# Given task
Copy out every line in the entries below that includes "transport".

# Figure dataset records
--
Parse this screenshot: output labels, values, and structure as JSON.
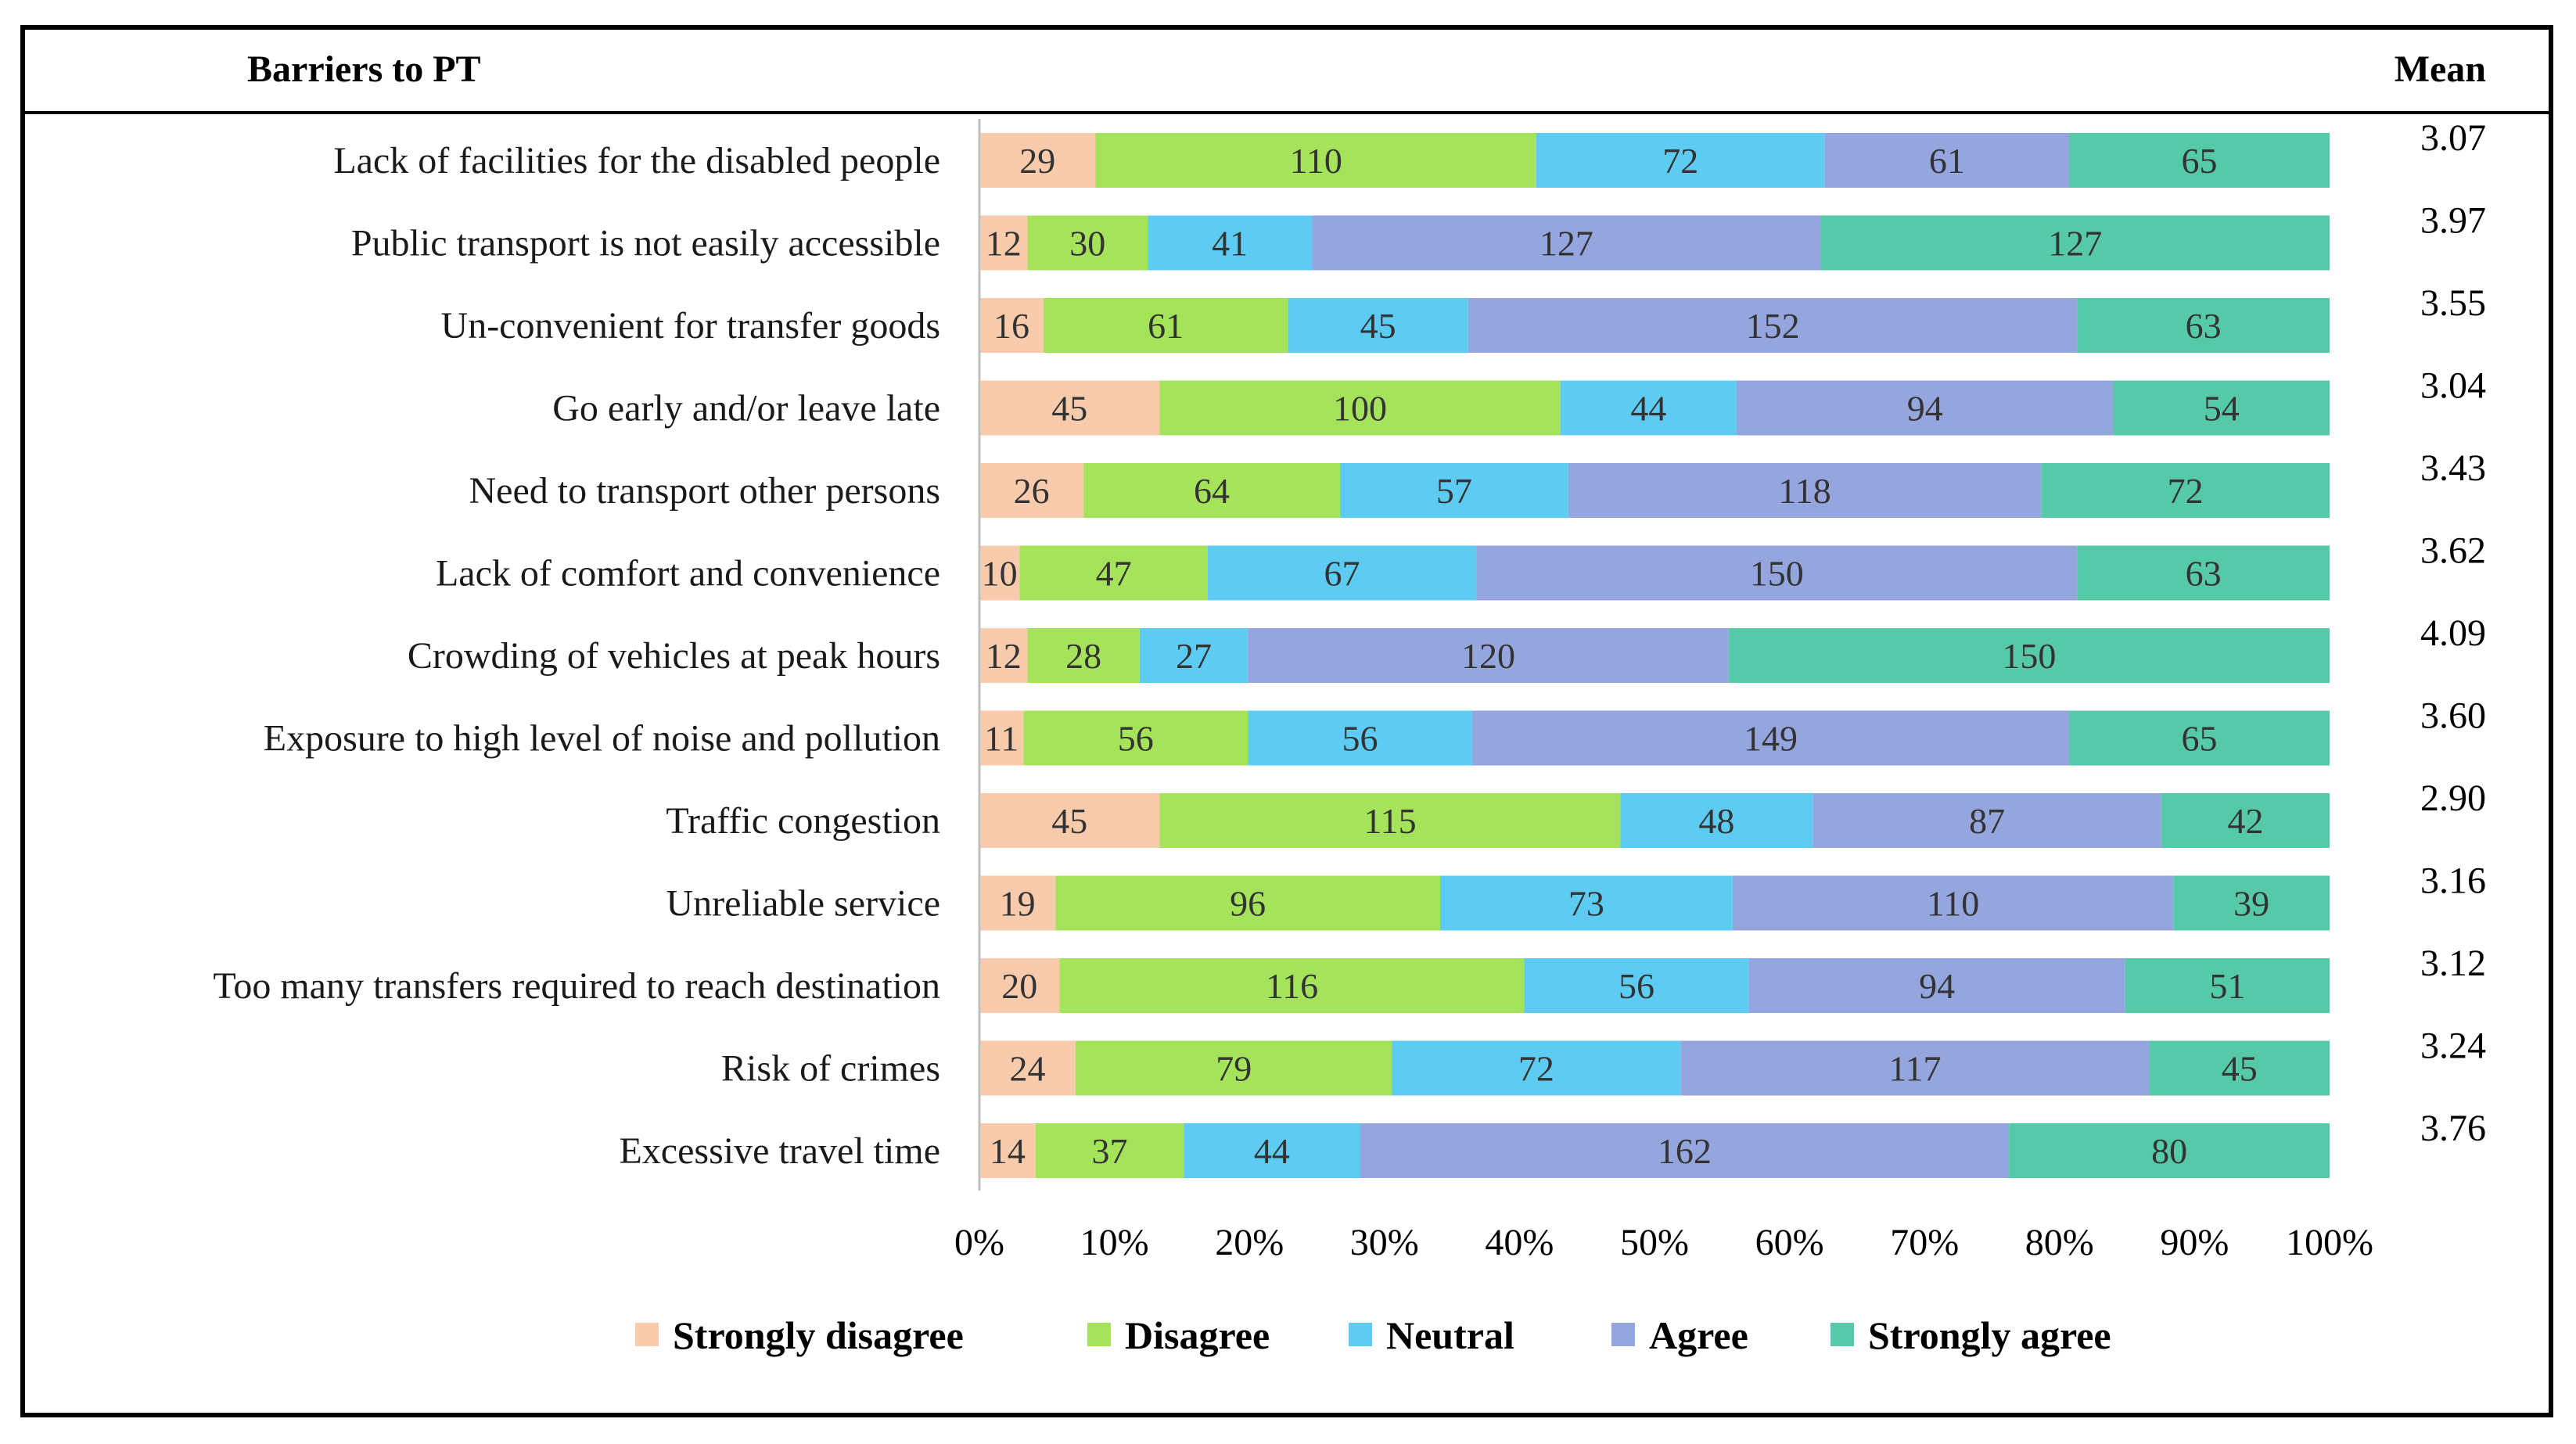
{
  "colors": {
    "strongly_disagree": "#F8CBAD",
    "disagree": "#A5E35A",
    "neutral": "#5ECBF2",
    "agree": "#95A5DE",
    "strongly_agree": "#55C9A8"
  },
  "chart_data": {
    "type": "bar",
    "orientation": "horizontal",
    "stacked": "percent",
    "header": {
      "category_column": "Barriers to PT",
      "mean_column": "Mean"
    },
    "categories": [
      "Lack of facilities for the disabled people",
      "Public transport is not easily accessible",
      "Un-convenient for transfer goods",
      "Go early and/or leave late",
      "Need to transport other persons",
      "Lack of comfort and convenience",
      "Crowding of vehicles at peak hours",
      "Exposure to high level of noise and pollution",
      "Traffic congestion",
      "Unreliable service",
      "Too many transfers required to reach destination",
      "Risk of crimes",
      "Excessive travel time"
    ],
    "series": [
      {
        "name": "Strongly disagree",
        "color_key": "strongly_disagree",
        "values": [
          29,
          12,
          16,
          45,
          26,
          10,
          12,
          11,
          45,
          19,
          20,
          24,
          14
        ]
      },
      {
        "name": "Disagree",
        "color_key": "disagree",
        "values": [
          110,
          30,
          61,
          100,
          64,
          47,
          28,
          56,
          115,
          96,
          116,
          79,
          37
        ]
      },
      {
        "name": "Neutral",
        "color_key": "neutral",
        "values": [
          72,
          41,
          45,
          44,
          57,
          67,
          27,
          56,
          48,
          73,
          56,
          72,
          44
        ]
      },
      {
        "name": "Agree",
        "color_key": "agree",
        "values": [
          61,
          127,
          152,
          94,
          118,
          150,
          120,
          149,
          87,
          110,
          94,
          117,
          162
        ]
      },
      {
        "name": "Strongly agree",
        "color_key": "strongly_agree",
        "values": [
          65,
          127,
          63,
          54,
          72,
          63,
          150,
          65,
          42,
          39,
          51,
          45,
          80
        ]
      }
    ],
    "means": [
      "3.07",
      "3.97",
      "3.55",
      "3.04",
      "3.43",
      "3.62",
      "4.09",
      "3.60",
      "2.90",
      "3.16",
      "3.12",
      "3.24",
      "3.76"
    ],
    "x_ticks": [
      "0%",
      "10%",
      "20%",
      "30%",
      "40%",
      "50%",
      "60%",
      "70%",
      "80%",
      "90%",
      "100%"
    ],
    "xlim": [
      0,
      100
    ],
    "legend_position": "bottom"
  }
}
--
# Complete response
      "Public transport is not easily accessible",
      "Need to transport other persons",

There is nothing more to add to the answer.